AIM: Exactly reproduce the lines that follow.

EXERCISE DATA:
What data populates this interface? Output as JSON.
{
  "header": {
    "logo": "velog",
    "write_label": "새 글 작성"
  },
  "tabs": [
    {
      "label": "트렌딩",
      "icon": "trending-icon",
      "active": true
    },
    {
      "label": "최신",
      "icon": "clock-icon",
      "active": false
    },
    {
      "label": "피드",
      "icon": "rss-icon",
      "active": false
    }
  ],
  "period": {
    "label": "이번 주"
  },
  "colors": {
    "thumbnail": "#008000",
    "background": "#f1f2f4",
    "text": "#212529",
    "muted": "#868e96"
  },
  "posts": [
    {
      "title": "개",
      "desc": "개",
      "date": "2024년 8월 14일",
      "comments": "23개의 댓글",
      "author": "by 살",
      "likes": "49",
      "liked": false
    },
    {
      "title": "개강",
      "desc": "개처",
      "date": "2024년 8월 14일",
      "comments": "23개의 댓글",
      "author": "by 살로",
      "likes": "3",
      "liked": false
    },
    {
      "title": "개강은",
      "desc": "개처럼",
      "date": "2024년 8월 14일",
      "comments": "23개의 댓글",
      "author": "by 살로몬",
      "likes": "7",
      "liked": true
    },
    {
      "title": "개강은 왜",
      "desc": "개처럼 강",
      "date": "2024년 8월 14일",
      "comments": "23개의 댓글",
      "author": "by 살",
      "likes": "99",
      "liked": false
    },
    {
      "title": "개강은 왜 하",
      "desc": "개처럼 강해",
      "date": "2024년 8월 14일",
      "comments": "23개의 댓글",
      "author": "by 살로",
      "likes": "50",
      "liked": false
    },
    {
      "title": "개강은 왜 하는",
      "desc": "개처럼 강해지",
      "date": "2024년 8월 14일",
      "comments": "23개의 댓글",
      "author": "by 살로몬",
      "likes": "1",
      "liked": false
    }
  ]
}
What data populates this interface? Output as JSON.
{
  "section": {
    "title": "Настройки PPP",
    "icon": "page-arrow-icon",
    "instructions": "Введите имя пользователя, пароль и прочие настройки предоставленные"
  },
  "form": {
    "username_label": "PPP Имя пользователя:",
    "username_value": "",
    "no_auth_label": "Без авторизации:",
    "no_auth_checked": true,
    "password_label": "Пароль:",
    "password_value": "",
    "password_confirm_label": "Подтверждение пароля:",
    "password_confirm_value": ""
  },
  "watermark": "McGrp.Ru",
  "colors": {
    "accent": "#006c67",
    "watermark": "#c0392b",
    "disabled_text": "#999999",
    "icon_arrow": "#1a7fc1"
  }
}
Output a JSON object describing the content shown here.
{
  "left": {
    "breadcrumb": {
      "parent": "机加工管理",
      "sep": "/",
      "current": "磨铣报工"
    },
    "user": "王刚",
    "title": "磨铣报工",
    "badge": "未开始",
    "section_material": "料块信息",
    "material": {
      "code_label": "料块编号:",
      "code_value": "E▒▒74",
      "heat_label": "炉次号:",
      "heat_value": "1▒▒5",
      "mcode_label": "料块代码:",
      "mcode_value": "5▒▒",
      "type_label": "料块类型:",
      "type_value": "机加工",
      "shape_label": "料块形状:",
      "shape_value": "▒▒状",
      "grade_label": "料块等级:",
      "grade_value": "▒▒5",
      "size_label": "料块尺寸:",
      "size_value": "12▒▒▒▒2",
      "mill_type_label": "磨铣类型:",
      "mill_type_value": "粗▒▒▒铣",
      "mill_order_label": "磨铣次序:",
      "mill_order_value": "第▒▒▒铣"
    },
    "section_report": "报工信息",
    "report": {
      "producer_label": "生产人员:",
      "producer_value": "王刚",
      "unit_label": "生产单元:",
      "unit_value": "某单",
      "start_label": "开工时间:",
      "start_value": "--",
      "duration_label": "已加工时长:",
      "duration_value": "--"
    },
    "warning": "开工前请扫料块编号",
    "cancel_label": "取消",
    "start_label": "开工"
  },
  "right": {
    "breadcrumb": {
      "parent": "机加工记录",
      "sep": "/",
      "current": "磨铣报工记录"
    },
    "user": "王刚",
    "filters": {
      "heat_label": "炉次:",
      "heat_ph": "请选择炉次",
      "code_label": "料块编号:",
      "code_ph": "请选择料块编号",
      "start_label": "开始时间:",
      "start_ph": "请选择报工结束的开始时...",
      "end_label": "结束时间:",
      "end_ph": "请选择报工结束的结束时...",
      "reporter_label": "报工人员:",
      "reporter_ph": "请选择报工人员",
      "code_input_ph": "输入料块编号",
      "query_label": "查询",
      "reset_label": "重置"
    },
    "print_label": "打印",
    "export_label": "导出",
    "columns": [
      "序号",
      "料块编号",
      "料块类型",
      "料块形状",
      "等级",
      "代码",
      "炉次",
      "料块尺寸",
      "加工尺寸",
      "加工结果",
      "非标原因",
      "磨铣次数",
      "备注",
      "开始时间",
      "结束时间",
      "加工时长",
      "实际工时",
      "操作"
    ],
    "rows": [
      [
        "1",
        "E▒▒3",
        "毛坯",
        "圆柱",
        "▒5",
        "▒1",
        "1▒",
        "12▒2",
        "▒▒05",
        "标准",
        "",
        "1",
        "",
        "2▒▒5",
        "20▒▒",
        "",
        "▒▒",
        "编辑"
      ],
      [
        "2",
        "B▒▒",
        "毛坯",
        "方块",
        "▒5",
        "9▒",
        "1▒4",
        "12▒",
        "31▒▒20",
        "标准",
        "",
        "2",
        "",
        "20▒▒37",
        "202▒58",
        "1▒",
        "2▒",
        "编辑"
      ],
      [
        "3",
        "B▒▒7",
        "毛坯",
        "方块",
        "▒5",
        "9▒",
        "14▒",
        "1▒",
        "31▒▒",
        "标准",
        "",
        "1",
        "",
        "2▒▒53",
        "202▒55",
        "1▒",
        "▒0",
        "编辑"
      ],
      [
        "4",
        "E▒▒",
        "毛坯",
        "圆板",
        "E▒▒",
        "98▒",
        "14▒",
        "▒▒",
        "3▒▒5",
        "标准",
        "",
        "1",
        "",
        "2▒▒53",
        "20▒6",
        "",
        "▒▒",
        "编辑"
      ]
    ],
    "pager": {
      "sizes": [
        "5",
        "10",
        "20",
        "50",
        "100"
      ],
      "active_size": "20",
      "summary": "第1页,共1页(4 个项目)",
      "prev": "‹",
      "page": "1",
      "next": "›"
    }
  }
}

WRITTEN SOLUTION:
What data populates this interface? Output as JSON.
{
  "header": {
    "logo": "velog",
    "write_label": "새 글 작성"
  },
  "tabs": [
    {
      "label": "트렌딩",
      "icon": "trending-icon",
      "active": true
    },
    {
      "label": "최신",
      "icon": "clock-icon",
      "active": false
    },
    {
      "label": "피드",
      "icon": "rss-icon",
      "active": false
    }
  ],
  "period": {
    "label": "이번 주"
  },
  "colors": {
    "thumbnail": "#008000",
    "background": "#f1f2f4",
    "text": "#212529",
    "muted": "#868e96"
  },
  "posts": [
    {
      "title": "개",
      "desc": "개",
      "date": "2024년 8월 14일",
      "comments": "23개의 댓글",
      "author": "by 살",
      "likes": "49",
      "liked": false
    },
    {
      "title": "개강",
      "desc": "개처",
      "date": "2024년 8월 14일",
      "comments": "23개의 댓글",
      "author": "by 살로",
      "likes": "3",
      "liked": false
    },
    {
      "title": "개강은",
      "desc": "개처럼",
      "date": "2024년 8월 14일",
      "comments": "23개의 댓글",
      "author": "by 살로몬",
      "likes": "7",
      "liked": true
    },
    {
      "title": "개강은 왜",
      "desc": "개처럼 강",
      "date": "2024년 8월 14일",
      "comments": "23개의 댓글",
      "author": "by 살",
      "likes": "99",
      "liked": false
    },
    {
      "title": "개강은 왜 하",
      "desc": "개처럼 강해",
      "date": "2024년 8월 14일",
      "comments": "23개의 댓글",
      "author": "by 살로",
      "likes": "50",
      "liked": false
    },
    {
      "title": "개강은 왜 하는",
      "desc": "개처럼 강해지",
      "date": "2024년 8월 14일",
      "comments": "23개의 댓글",
      "author": "by 살로몬",
      "likes": "1",
      "liked": false
    }
  ]
}
What data populates this interface? Output as JSON.
{
  "section": {
    "title": "Настройки PPP",
    "icon": "page-arrow-icon",
    "instructions": "Введите имя пользователя, пароль и прочие настройки предоставленные"
  },
  "form": {
    "username_label": "PPP Имя пользователя:",
    "username_value": "",
    "no_auth_label": "Без авторизации:",
    "no_auth_checked": true,
    "password_label": "Пароль:",
    "password_value": "",
    "password_confirm_label": "Подтверждение пароля:",
    "password_confirm_value": ""
  },
  "watermark": "McGrp.Ru",
  "colors": {
    "accent": "#006c67",
    "watermark": "#c0392b",
    "disabled_text": "#999999",
    "icon_arrow": "#1a7fc1"
  }
}
Output a JSON object describing the content shown here.
{
  "left": {
    "breadcrumb": {
      "parent": "机加工管理",
      "sep": "/",
      "current": "磨铣报工"
    },
    "user": "王刚",
    "title": "磨铣报工",
    "badge": "未开始",
    "section_material": "料块信息",
    "material": {
      "code_label": "料块编号:",
      "code_value": "E▒▒74",
      "heat_label": "炉次号:",
      "heat_value": "1▒▒5",
      "mcode_label": "料块代码:",
      "mcode_value": "5▒▒",
      "type_label": "料块类型:",
      "type_value": "机加工",
      "shape_label": "料块形状:",
      "shape_value": "▒▒状",
      "grade_label": "料块等级:",
      "grade_value": "▒▒5",
      "size_label": "料块尺寸:",
      "size_value": "12▒▒▒▒2",
      "mill_type_label": "磨铣类型:",
      "mill_type_value": "粗▒▒▒铣",
      "mill_order_label": "磨铣次序:",
      "mill_order_value": "第▒▒▒铣"
    },
    "section_report": "报工信息",
    "report": {
      "producer_label": "生产人员:",
      "producer_value": "王刚",
      "unit_label": "生产单元:",
      "unit_value": "某单",
      "start_label": "开工时间:",
      "start_value": "--",
      "duration_label": "已加工时长:",
      "duration_value": "--"
    },
    "warning": "开工前请扫料块编号",
    "cancel_label": "取消",
    "start_label": "开工"
  },
  "right": {
    "breadcrumb": {
      "parent": "机加工记录",
      "sep": "/",
      "current": "磨铣报工记录"
    },
    "user": "王刚",
    "filters": {
      "heat_label": "炉次:",
      "heat_ph": "请选择炉次",
      "code_label": "料块编号:",
      "code_ph": "请选择料块编号",
      "start_label": "开始时间:",
      "start_ph": "请选择报工结束的开始时...",
      "end_label": "结束时间:",
      "end_ph": "请选择报工结束的结束时...",
      "reporter_label": "报工人员:",
      "reporter_ph": "请选择报工人员",
      "code_input_ph": "输入料块编号",
      "query_label": "查询",
      "reset_label": "重置"
    },
    "print_label": "打印",
    "export_label": "导出",
    "columns": [
      "序号",
      "料块编号",
      "料块类型",
      "料块形状",
      "等级",
      "代码",
      "炉次",
      "料块尺寸",
      "加工尺寸",
      "加工结果",
      "非标原因",
      "磨铣次数",
      "备注",
      "开始时间",
      "结束时间",
      "加工时长",
      "实际工时",
      "操作"
    ],
    "rows": [
      [
        "1",
        "E▒▒3",
        "毛坯",
        "圆柱",
        "▒5",
        "▒1",
        "1▒",
        "12▒2",
        "▒▒05",
        "标准",
        "",
        "1",
        "",
        "2▒▒5",
        "20▒▒",
        "",
        "▒▒",
        "编辑"
      ],
      [
        "2",
        "B▒▒",
        "毛坯",
        "方块",
        "▒5",
        "9▒",
        "1▒4",
        "12▒",
        "31▒▒20",
        "标准",
        "",
        "2",
        "",
        "20▒▒37",
        "202▒58",
        "1▒",
        "2▒",
        "编辑"
      ],
      [
        "3",
        "B▒▒7",
        "毛坯",
        "方块",
        "▒5",
        "9▒",
        "14▒",
        "1▒",
        "31▒▒",
        "标准",
        "",
        "1",
        "",
        "2▒▒53",
        "202▒55",
        "1▒",
        "▒0",
        "编辑"
      ],
      [
        "4",
        "E▒▒",
        "毛坯",
        "圆板",
        "E▒▒",
        "98▒",
        "14▒",
        "▒▒",
        "3▒▒5",
        "标准",
        "",
        "1",
        "",
        "2▒▒53",
        "20▒6",
        "",
        "▒▒",
        "编辑"
      ]
    ],
    "pager": {
      "sizes": [
        "5",
        "10",
        "20",
        "50",
        "100"
      ],
      "active_size": "20",
      "summary": "第1页,共1页(4 个项目)",
      "prev": "‹",
      "page": "1",
      "next": "›"
    }
  }
}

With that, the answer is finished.